***** Raw data *****

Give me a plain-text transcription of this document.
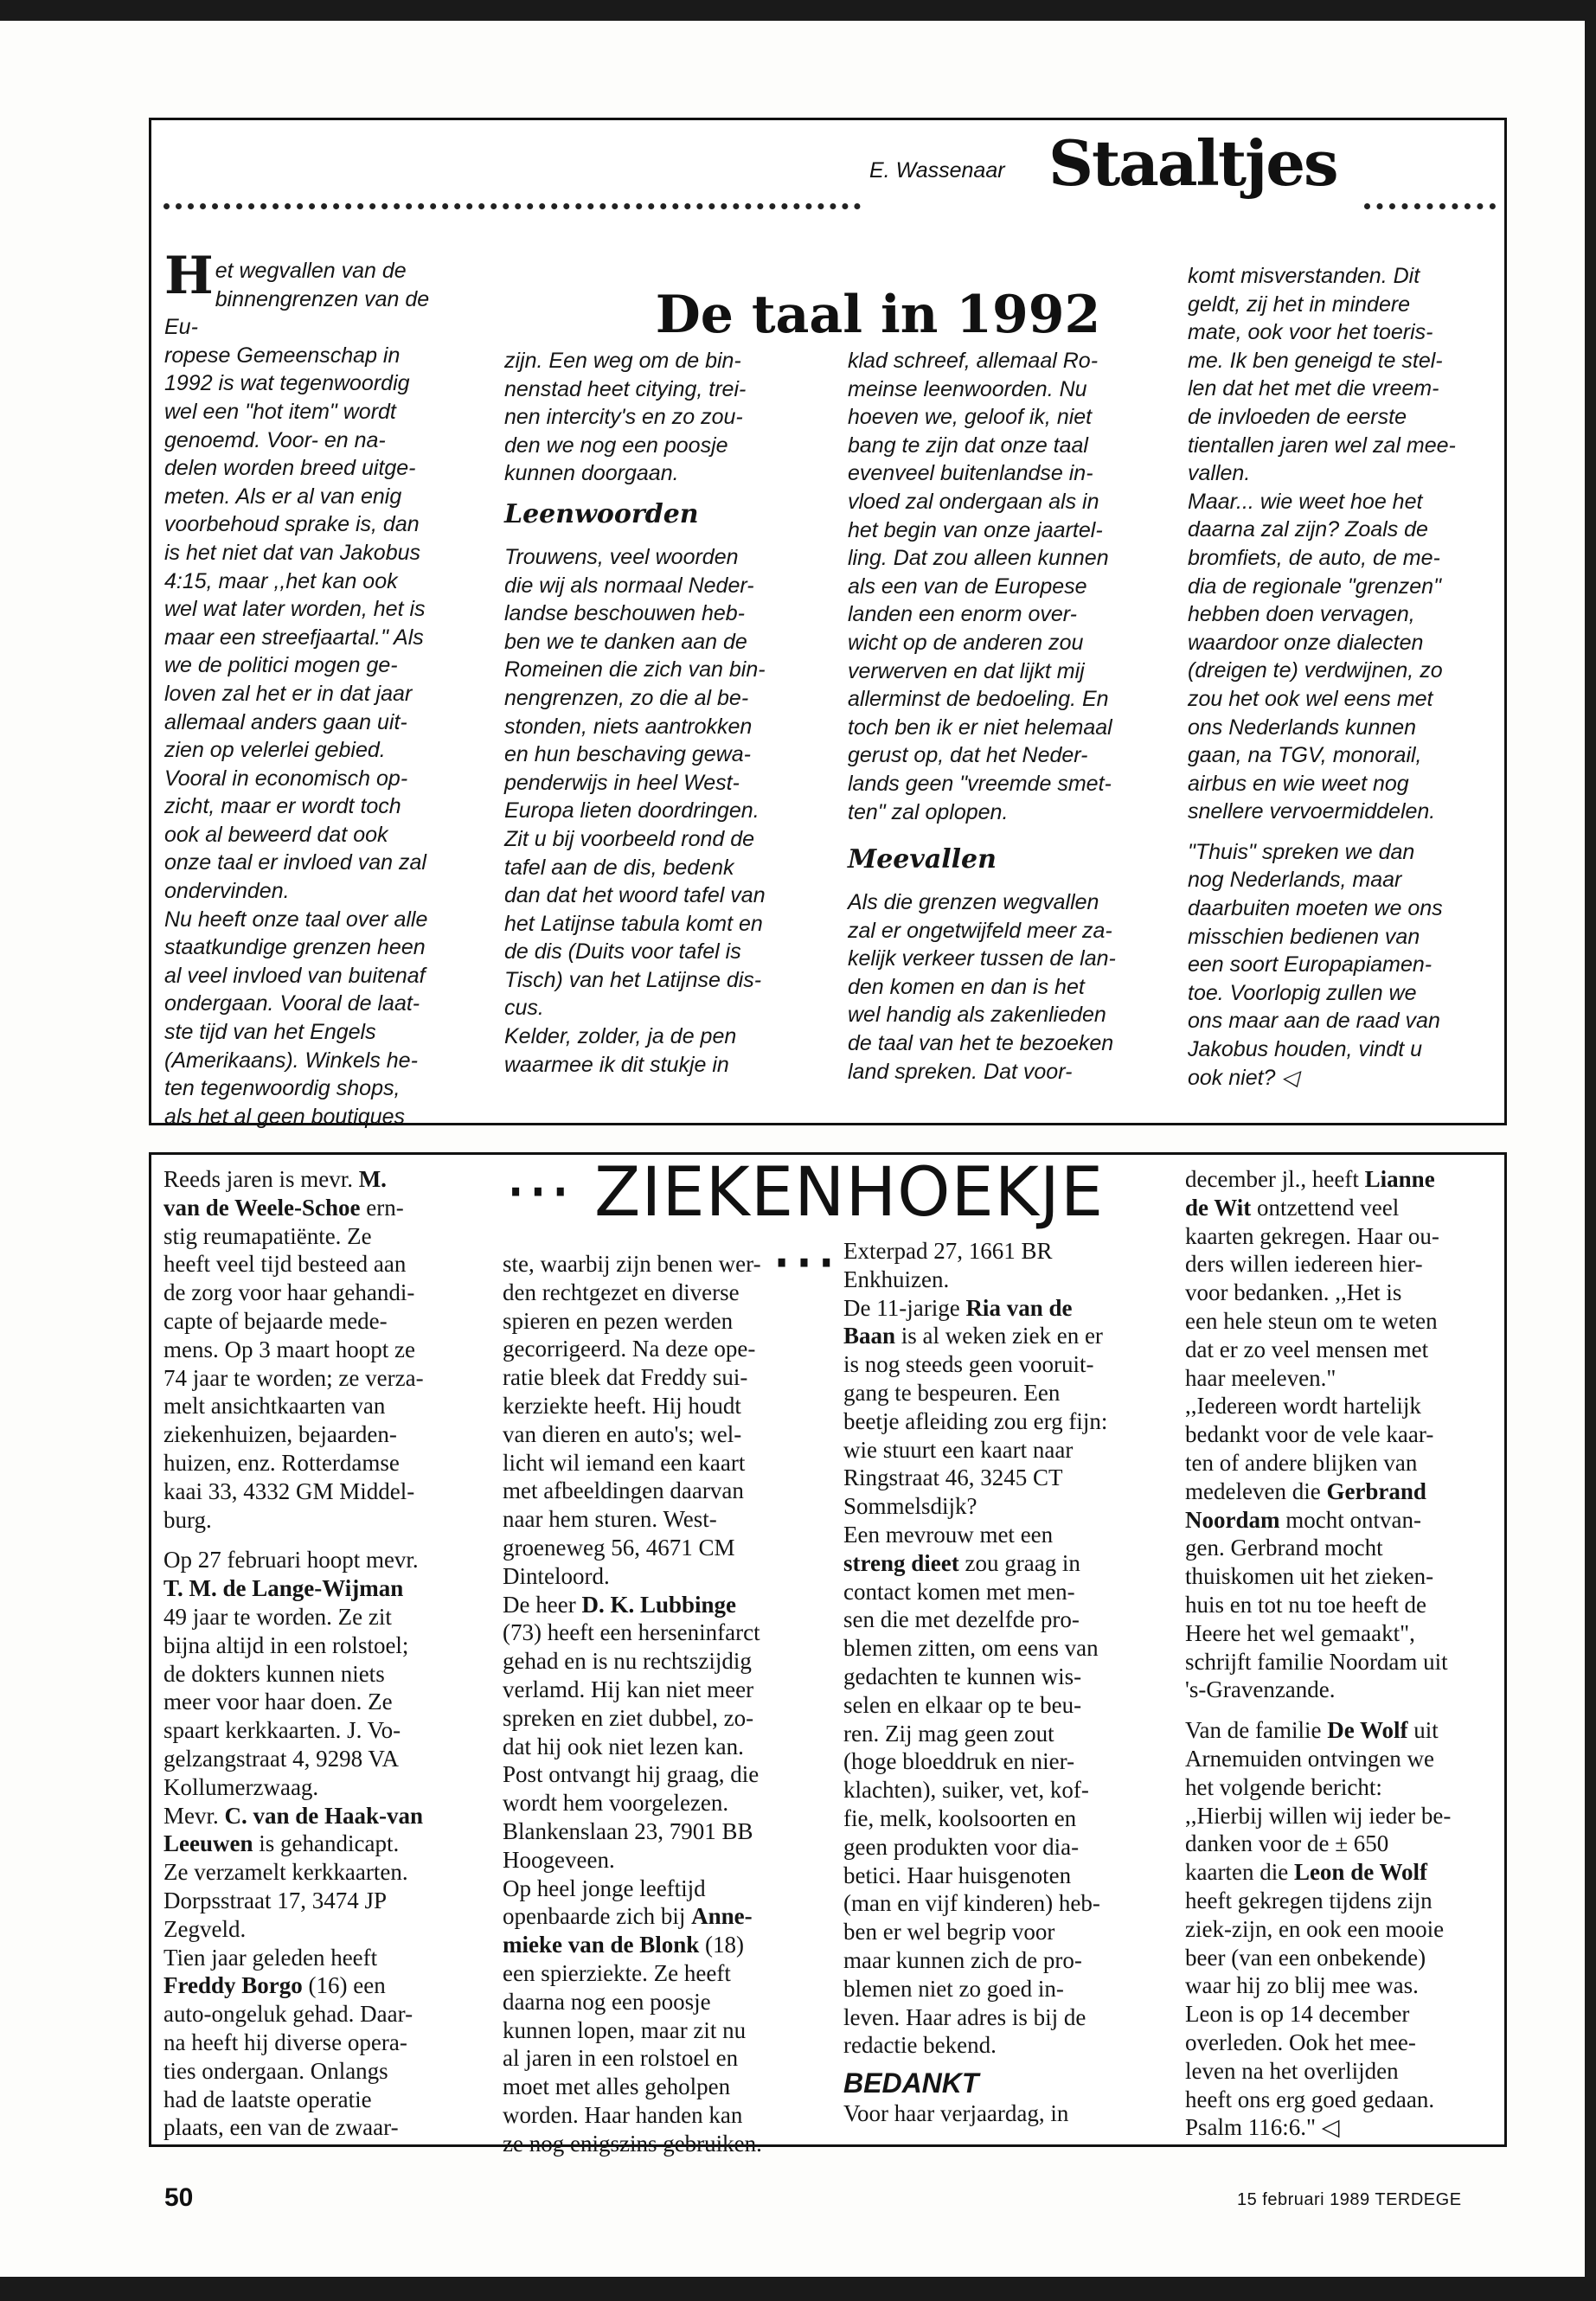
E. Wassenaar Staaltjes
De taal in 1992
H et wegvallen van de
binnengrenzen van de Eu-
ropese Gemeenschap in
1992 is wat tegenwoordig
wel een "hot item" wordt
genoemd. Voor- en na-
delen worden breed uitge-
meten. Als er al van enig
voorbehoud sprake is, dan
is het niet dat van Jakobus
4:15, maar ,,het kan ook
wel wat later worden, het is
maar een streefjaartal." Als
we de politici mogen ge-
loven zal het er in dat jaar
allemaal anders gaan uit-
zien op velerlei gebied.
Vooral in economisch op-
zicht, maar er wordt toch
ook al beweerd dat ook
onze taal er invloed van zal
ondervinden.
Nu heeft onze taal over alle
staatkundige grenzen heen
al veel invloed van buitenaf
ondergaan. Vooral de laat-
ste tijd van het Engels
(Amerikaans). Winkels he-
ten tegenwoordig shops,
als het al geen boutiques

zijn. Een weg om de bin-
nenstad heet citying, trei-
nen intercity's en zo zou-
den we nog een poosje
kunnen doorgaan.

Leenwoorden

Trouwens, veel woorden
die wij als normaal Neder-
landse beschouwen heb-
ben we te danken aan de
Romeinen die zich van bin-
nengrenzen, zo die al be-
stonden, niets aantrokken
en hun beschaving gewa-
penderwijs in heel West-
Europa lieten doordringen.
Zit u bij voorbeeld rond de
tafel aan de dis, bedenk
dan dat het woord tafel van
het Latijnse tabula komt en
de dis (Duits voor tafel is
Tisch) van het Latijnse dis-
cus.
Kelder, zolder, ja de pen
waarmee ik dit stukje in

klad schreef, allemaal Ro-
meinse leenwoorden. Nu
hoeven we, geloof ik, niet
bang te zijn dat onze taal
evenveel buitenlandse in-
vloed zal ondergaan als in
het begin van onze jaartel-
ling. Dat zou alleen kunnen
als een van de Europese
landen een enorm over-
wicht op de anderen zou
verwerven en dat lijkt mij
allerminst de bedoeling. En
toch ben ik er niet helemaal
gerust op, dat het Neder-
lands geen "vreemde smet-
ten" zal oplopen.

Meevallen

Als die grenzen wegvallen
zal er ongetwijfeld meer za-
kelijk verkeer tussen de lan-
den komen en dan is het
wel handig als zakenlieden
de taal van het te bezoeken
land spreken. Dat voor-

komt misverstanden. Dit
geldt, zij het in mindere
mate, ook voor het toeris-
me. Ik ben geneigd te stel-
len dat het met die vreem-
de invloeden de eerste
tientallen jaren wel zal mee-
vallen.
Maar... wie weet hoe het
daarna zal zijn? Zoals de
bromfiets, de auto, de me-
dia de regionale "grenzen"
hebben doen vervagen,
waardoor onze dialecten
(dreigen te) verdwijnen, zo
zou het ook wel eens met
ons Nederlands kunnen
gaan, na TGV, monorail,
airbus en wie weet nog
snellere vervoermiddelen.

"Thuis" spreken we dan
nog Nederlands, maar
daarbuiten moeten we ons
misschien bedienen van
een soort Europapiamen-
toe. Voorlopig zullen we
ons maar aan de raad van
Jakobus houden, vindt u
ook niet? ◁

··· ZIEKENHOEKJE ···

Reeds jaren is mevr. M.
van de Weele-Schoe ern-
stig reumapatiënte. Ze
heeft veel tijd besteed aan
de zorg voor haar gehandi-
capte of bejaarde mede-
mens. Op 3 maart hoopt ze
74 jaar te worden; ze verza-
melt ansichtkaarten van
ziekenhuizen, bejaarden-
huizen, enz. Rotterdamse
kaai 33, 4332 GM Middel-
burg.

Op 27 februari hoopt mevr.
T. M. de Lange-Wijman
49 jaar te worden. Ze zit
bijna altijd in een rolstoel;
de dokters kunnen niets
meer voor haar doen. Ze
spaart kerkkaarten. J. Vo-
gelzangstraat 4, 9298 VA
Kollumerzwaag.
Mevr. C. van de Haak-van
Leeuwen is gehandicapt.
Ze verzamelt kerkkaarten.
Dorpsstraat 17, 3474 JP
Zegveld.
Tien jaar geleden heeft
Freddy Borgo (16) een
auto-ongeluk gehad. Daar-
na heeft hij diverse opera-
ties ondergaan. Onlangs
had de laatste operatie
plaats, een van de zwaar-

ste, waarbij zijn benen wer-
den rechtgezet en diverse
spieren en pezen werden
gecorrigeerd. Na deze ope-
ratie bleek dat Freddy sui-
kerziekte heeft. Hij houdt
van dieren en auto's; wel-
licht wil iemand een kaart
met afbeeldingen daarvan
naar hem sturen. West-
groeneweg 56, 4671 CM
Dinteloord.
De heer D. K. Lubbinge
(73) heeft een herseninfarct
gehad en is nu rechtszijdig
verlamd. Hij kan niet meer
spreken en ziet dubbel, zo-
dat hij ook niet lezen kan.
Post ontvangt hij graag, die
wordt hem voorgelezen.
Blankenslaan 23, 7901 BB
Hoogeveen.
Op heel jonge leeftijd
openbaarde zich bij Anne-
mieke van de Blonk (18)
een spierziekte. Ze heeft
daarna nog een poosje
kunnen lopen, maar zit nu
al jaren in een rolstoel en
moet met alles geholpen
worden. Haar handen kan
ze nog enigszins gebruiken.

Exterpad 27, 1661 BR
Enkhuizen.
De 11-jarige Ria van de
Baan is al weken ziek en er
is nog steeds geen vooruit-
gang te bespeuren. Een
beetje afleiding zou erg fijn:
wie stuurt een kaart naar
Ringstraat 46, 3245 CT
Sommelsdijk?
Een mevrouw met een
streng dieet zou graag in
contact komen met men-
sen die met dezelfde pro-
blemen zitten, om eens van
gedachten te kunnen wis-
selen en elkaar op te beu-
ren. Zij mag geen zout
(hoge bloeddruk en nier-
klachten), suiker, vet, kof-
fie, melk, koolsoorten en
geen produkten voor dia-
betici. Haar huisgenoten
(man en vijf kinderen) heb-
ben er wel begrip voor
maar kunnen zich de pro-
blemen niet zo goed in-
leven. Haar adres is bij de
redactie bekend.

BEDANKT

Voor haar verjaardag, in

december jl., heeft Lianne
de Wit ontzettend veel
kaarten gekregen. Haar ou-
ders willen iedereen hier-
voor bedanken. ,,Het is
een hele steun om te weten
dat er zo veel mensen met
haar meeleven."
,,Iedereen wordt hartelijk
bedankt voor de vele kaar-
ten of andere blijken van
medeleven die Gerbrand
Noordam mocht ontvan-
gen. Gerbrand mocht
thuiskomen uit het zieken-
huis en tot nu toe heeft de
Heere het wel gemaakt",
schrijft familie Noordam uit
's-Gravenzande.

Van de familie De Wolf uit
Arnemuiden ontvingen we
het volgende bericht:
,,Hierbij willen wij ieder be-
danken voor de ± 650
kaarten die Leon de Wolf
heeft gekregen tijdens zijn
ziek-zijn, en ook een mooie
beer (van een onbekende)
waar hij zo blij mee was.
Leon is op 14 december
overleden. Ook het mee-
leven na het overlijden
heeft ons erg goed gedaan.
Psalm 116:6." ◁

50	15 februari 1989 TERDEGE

*****

# [Exercise requirements]
Restate the listing above word for word, and skip the pictures.

# [Output for this exercise]
Give me a plain-text transcription of this document.
E. Wassenaar Staaltjes
De taal in 1992
H et wegvallen van de
binnengrenzen van de Eu-
ropese Gemeenschap in
1992 is wat tegenwoordig
wel een "hot item" wordt
genoemd. Voor- en na-
delen worden breed uitge-
meten. Als er al van enig
voorbehoud sprake is, dan
is het niet dat van Jakobus
4:15, maar ,,het kan ook
wel wat later worden, het is
maar een streefjaartal." Als
we de politici mogen ge-
loven zal het er in dat jaar
allemaal anders gaan uit-
zien op velerlei gebied.
Vooral in economisch op-
zicht, maar er wordt toch
ook al beweerd dat ook
onze taal er invloed van zal
ondervinden.
Nu heeft onze taal over alle
staatkundige grenzen heen
al veel invloed van buitenaf
ondergaan. Vooral de laat-
ste tijd van het Engels
(Amerikaans). Winkels he-
ten tegenwoordig shops,
als het al geen boutiques

zijn. Een weg om de bin-
nenstad heet citying, trei-
nen intercity's en zo zou-
den we nog een poosje
kunnen doorgaan.

Leenwoorden

Trouwens, veel woorden
die wij als normaal Neder-
landse beschouwen heb-
ben we te danken aan de
Romeinen die zich van bin-
nengrenzen, zo die al be-
stonden, niets aantrokken
en hun beschaving gewa-
penderwijs in heel West-
Europa lieten doordringen.
Zit u bij voorbeeld rond de
tafel aan de dis, bedenk
dan dat het woord tafel van
het Latijnse tabula komt en
de dis (Duits voor tafel is
Tisch) van het Latijnse dis-
cus.
Kelder, zolder, ja de pen
waarmee ik dit stukje in

klad schreef, allemaal Ro-
meinse leenwoorden. Nu
hoeven we, geloof ik, niet
bang te zijn dat onze taal
evenveel buitenlandse in-
vloed zal ondergaan als in
het begin van onze jaartel-
ling. Dat zou alleen kunnen
als een van de Europese
landen een enorm over-
wicht op de anderen zou
verwerven en dat lijkt mij
allerminst de bedoeling. En
toch ben ik er niet helemaal
gerust op, dat het Neder-
lands geen "vreemde smet-
ten" zal oplopen.

Meevallen

Als die grenzen wegvallen
zal er ongetwijfeld meer za-
kelijk verkeer tussen de lan-
den komen en dan is het
wel handig als zakenlieden
de taal van het te bezoeken
land spreken. Dat voor-

komt misverstanden. Dit
geldt, zij het in mindere
mate, ook voor het toeris-
me. Ik ben geneigd te stel-
len dat het met die vreem-
de invloeden de eerste
tientallen jaren wel zal mee-
vallen.
Maar... wie weet hoe het
daarna zal zijn? Zoals de
bromfiets, de auto, de me-
dia de regionale "grenzen"
hebben doen vervagen,
waardoor onze dialecten
(dreigen te) verdwijnen, zo
zou het ook wel eens met
ons Nederlands kunnen
gaan, na TGV, monorail,
airbus en wie weet nog
snellere vervoermiddelen.

"Thuis" spreken we dan
nog Nederlands, maar
daarbuiten moeten we ons
misschien bedienen van
een soort Europapiamen-
toe. Voorlopig zullen we
ons maar aan de raad van
Jakobus houden, vindt u
ook niet? ◁

··· ZIEKENHOEKJE ···

Reeds jaren is mevr. M.
van de Weele-Schoe ern-
stig reumapatiënte. Ze
heeft veel tijd besteed aan
de zorg voor haar gehandi-
capte of bejaarde mede-
mens. Op 3 maart hoopt ze
74 jaar te worden; ze verza-
melt ansichtkaarten van
ziekenhuizen, bejaarden-
huizen, enz. Rotterdamse
kaai 33, 4332 GM Middel-
burg.

Op 27 februari hoopt mevr.
T. M. de Lange-Wijman
49 jaar te worden. Ze zit
bijna altijd in een rolstoel;
de dokters kunnen niets
meer voor haar doen. Ze
spaart kerkkaarten. J. Vo-
gelzangstraat 4, 9298 VA
Kollumerzwaag.
Mevr. C. van de Haak-van
Leeuwen is gehandicapt.
Ze verzamelt kerkkaarten.
Dorpsstraat 17, 3474 JP
Zegveld.
Tien jaar geleden heeft
Freddy Borgo (16) een
auto-ongeluk gehad. Daar-
na heeft hij diverse opera-
ties ondergaan. Onlangs
had de laatste operatie
plaats, een van de zwaar-

ste, waarbij zijn benen wer-
den rechtgezet en diverse
spieren en pezen werden
gecorrigeerd. Na deze ope-
ratie bleek dat Freddy sui-
kerziekte heeft. Hij houdt
van dieren en auto's; wel-
licht wil iemand een kaart
met afbeeldingen daarvan
naar hem sturen. West-
groeneweg 56, 4671 CM
Dinteloord.
De heer D. K. Lubbinge
(73) heeft een herseninfarct
gehad en is nu rechtszijdig
verlamd. Hij kan niet meer
spreken en ziet dubbel, zo-
dat hij ook niet lezen kan.
Post ontvangt hij graag, die
wordt hem voorgelezen.
Blankenslaan 23, 7901 BB
Hoogeveen.
Op heel jonge leeftijd
openbaarde zich bij Anne-
mieke van de Blonk (18)
een spierziekte. Ze heeft
daarna nog een poosje
kunnen lopen, maar zit nu
al jaren in een rolstoel en
moet met alles geholpen
worden. Haar handen kan
ze nog enigszins gebruiken.

Exterpad 27, 1661 BR
Enkhuizen.
De 11-jarige Ria van de
Baan is al weken ziek en er
is nog steeds geen vooruit-
gang te bespeuren. Een
beetje afleiding zou erg fijn:
wie stuurt een kaart naar
Ringstraat 46, 3245 CT
Sommelsdijk?
Een mevrouw met een
streng dieet zou graag in
contact komen met men-
sen die met dezelfde pro-
blemen zitten, om eens van
gedachten te kunnen wis-
selen en elkaar op te beu-
ren. Zij mag geen zout
(hoge bloeddruk en nier-
klachten), suiker, vet, kof-
fie, melk, koolsoorten en
geen produkten voor dia-
betici. Haar huisgenoten
(man en vijf kinderen) heb-
ben er wel begrip voor
maar kunnen zich de pro-
blemen niet zo goed in-
leven. Haar adres is bij de
redactie bekend.

BEDANKT

Voor haar verjaardag, in

december jl., heeft Lianne
de Wit ontzettend veel
kaarten gekregen. Haar ou-
ders willen iedereen hier-
voor bedanken. ,,Het is
een hele steun om te weten
dat er zo veel mensen met
haar meeleven."
,,Iedereen wordt hartelijk
bedankt voor de vele kaar-
ten of andere blijken van
medeleven die Gerbrand
Noordam mocht ontvan-
gen. Gerbrand mocht
thuiskomen uit het zieken-
huis en tot nu toe heeft de
Heere het wel gemaakt",
schrijft familie Noordam uit
's-Gravenzande.

Van de familie De Wolf uit
Arnemuiden ontvingen we
het volgende bericht:
,,Hierbij willen wij ieder be-
danken voor de ± 650
kaarten die Leon de Wolf
heeft gekregen tijdens zijn
ziek-zijn, en ook een mooie
beer (van een onbekende)
waar hij zo blij mee was.
Leon is op 14 december
overleden. Ook het mee-
leven na het overlijden
heeft ons erg goed gedaan.
Psalm 116:6." ◁

50	15 februari 1989 TERDEGE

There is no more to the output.